(Saved data entries)
---

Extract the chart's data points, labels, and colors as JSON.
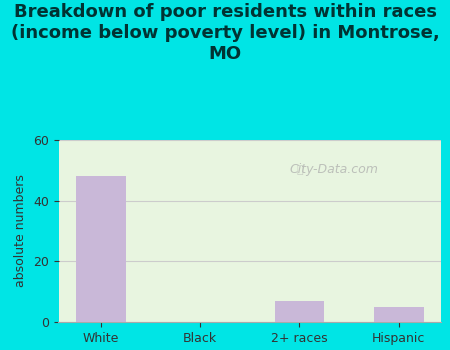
{
  "categories": [
    "White",
    "Black",
    "2+ races",
    "Hispanic"
  ],
  "values": [
    48,
    0,
    7,
    5
  ],
  "bar_color": "#c9b8d8",
  "title": "Breakdown of poor residents within races\n(income below poverty level) in Montrose,\nMO",
  "ylabel": "absolute numbers",
  "ylim": [
    0,
    60
  ],
  "yticks": [
    0,
    20,
    40,
    60
  ],
  "title_fontsize": 13,
  "axis_label_fontsize": 9,
  "tick_fontsize": 9,
  "background_color_title": "#00e5e5",
  "background_color_plot": "#e8f5e0",
  "watermark": "City-Data.com"
}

---

CHALLENGE: Write out the whole listing exactly, and drop the pictures.

ANSWER TO THIS EXERCISE:
Extract the chart's data points, labels, and colors as JSON.
{
  "categories": [
    "White",
    "Black",
    "2+ races",
    "Hispanic"
  ],
  "values": [
    48,
    0,
    7,
    5
  ],
  "bar_color": "#c9b8d8",
  "title": "Breakdown of poor residents within races\n(income below poverty level) in Montrose,\nMO",
  "ylabel": "absolute numbers",
  "ylim": [
    0,
    60
  ],
  "yticks": [
    0,
    20,
    40,
    60
  ],
  "title_fontsize": 13,
  "axis_label_fontsize": 9,
  "tick_fontsize": 9,
  "background_color_title": "#00e5e5",
  "background_color_plot": "#e8f5e0",
  "watermark": "City-Data.com"
}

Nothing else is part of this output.